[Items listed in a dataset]

================

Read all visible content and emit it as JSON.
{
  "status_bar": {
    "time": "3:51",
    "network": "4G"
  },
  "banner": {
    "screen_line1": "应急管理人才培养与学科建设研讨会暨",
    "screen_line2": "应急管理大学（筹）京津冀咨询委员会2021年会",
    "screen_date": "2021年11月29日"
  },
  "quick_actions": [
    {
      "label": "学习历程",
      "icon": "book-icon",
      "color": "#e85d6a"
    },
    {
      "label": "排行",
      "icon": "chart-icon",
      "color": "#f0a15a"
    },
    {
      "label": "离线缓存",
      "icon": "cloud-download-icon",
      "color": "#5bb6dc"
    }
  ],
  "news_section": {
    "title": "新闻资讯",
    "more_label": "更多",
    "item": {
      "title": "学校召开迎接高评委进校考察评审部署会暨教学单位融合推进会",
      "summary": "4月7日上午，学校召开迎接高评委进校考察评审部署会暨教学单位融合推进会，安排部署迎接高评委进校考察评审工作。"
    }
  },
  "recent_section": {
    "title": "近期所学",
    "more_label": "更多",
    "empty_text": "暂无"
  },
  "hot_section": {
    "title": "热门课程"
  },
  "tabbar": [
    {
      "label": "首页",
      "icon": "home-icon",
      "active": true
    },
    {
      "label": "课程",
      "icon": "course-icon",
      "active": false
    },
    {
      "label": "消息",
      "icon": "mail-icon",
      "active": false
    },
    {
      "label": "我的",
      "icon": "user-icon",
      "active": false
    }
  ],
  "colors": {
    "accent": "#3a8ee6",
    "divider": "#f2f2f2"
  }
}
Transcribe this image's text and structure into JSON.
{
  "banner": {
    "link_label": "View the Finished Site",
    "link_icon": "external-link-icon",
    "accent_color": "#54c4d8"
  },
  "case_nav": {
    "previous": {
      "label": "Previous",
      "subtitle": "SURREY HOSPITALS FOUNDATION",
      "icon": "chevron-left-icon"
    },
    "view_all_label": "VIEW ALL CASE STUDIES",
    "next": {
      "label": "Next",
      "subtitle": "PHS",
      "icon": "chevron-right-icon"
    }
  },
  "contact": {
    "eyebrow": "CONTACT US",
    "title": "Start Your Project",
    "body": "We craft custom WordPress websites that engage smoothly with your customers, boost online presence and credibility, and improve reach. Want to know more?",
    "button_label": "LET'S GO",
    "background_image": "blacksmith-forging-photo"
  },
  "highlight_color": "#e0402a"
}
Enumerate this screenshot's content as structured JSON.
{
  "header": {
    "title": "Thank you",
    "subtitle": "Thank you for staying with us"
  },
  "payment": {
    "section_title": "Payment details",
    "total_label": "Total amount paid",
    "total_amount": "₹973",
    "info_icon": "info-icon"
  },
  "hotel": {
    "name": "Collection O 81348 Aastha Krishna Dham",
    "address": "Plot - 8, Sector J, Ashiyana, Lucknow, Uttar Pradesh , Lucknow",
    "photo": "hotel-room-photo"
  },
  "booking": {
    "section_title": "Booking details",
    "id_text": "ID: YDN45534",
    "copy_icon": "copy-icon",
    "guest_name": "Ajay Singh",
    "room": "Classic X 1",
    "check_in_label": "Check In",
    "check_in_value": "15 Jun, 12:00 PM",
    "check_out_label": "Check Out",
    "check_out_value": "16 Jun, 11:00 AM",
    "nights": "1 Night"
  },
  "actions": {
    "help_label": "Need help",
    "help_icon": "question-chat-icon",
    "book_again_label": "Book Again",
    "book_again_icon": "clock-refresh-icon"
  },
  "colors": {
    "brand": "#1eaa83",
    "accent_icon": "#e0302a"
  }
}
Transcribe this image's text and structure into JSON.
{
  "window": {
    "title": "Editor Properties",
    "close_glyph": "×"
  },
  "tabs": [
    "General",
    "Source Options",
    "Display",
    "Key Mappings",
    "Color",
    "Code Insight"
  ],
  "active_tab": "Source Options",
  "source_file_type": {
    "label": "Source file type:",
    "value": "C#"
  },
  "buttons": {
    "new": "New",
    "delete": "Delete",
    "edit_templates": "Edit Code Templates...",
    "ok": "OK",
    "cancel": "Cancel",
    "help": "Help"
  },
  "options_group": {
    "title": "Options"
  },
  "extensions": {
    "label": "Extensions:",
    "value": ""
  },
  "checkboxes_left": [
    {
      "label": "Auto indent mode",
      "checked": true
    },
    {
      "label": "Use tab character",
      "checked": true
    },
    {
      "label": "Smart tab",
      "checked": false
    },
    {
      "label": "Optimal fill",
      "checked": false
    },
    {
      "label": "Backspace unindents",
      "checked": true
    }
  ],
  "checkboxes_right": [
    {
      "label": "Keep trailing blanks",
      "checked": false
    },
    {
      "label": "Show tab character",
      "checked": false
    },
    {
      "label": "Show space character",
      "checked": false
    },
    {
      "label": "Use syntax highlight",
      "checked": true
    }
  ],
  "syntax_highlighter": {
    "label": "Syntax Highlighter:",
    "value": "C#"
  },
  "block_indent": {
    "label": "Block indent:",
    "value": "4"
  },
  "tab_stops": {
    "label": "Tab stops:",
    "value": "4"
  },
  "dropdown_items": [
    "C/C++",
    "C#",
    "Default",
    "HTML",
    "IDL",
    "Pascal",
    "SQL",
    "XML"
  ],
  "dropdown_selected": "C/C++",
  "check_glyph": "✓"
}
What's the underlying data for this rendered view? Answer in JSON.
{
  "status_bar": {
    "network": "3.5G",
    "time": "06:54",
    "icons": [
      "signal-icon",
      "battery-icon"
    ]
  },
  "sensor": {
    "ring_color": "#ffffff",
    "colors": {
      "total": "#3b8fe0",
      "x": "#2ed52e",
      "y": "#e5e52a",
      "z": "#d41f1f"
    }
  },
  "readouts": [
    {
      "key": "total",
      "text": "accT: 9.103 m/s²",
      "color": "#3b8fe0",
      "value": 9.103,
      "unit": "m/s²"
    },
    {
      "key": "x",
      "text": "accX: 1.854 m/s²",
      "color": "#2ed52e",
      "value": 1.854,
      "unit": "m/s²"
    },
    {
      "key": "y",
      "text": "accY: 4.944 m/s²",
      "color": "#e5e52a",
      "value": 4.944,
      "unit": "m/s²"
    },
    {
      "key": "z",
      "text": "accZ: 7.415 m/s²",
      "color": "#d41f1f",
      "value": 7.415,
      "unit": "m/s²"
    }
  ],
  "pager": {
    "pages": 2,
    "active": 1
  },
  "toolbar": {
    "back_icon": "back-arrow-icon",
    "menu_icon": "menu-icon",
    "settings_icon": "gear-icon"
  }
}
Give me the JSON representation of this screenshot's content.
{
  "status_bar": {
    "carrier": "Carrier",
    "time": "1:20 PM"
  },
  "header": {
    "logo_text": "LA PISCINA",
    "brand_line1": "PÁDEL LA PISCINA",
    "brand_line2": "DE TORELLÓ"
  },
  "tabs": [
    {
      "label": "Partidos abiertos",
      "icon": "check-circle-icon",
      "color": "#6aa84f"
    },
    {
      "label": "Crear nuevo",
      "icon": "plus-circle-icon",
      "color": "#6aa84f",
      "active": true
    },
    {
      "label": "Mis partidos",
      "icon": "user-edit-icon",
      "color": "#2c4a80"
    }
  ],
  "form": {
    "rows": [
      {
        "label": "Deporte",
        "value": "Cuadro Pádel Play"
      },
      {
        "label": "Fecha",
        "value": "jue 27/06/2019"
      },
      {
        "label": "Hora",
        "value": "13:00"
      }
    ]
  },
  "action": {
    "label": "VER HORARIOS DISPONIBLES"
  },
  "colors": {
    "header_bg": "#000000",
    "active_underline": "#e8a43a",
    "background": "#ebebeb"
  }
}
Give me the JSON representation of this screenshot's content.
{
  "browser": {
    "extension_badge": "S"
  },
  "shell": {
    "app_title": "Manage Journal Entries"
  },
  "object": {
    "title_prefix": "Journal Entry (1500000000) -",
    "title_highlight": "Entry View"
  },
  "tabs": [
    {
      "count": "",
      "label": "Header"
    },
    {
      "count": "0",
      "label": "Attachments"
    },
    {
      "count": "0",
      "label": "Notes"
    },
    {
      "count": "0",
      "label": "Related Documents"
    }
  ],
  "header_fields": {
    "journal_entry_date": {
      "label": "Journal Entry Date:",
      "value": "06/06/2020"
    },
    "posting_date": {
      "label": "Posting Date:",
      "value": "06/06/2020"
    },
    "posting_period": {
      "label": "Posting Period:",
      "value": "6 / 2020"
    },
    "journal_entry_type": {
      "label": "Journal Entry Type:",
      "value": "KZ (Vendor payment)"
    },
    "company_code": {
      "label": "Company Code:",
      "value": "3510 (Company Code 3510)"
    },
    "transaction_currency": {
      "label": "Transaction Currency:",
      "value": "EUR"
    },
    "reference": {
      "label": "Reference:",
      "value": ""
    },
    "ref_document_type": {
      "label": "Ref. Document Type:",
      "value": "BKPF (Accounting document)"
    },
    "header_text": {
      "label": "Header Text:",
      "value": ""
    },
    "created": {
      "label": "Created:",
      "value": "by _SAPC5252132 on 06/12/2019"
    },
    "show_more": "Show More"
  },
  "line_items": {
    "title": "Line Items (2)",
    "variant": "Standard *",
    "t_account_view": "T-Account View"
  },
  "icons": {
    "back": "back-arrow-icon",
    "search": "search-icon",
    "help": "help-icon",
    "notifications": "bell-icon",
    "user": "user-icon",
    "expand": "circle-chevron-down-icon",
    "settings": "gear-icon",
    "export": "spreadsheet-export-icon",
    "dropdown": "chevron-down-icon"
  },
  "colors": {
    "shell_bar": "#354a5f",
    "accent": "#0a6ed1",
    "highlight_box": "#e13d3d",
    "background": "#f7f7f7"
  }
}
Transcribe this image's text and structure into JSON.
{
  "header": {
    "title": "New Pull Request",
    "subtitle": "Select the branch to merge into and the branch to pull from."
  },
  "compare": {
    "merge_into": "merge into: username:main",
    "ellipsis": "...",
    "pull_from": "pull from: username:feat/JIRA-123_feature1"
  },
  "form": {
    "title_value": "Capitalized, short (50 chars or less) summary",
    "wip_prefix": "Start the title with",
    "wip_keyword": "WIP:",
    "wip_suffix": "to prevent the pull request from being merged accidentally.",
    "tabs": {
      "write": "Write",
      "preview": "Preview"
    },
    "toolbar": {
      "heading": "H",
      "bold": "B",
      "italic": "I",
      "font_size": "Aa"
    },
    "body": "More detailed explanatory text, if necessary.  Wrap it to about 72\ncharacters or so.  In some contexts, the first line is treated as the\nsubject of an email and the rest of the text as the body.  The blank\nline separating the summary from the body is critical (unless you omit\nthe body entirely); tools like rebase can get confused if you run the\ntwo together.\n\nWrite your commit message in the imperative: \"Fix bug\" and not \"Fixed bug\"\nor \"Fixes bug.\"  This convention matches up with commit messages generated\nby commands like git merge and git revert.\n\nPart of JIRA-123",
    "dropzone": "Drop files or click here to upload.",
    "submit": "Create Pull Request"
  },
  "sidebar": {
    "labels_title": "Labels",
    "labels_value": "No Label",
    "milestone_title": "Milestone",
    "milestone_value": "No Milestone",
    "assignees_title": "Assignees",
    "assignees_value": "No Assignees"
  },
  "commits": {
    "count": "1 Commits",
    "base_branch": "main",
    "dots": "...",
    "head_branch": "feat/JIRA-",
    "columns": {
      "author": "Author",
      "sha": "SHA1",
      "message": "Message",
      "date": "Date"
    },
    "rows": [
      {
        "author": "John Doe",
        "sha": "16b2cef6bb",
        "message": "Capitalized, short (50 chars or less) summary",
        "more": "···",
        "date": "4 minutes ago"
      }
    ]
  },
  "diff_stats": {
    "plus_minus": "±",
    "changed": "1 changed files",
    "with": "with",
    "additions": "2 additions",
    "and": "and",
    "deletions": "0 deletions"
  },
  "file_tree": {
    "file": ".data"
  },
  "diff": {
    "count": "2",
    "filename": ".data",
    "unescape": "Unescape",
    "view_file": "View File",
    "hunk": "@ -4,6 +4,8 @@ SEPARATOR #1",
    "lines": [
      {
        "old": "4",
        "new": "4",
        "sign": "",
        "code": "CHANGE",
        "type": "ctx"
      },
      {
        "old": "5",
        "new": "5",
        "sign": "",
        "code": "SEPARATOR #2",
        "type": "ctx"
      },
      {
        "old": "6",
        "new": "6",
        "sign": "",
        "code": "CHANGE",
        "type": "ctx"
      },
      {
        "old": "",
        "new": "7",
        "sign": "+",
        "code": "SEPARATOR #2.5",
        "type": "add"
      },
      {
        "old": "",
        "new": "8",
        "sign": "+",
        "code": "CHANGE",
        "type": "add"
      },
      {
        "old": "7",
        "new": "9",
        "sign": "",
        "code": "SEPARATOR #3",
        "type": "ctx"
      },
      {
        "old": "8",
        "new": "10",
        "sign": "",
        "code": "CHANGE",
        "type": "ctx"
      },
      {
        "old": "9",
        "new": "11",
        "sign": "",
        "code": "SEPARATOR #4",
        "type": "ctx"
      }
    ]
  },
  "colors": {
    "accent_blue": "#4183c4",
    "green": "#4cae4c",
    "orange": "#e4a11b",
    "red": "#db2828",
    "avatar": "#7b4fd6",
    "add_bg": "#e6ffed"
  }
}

================

Work to do :: Find every line that has "chars" in it, then return those lines.

Solution to this exercise ::
    "title_value": "Capitalized, short (50 chars or less) summary",
        "message": "Capitalized, short (50 chars or less) summary",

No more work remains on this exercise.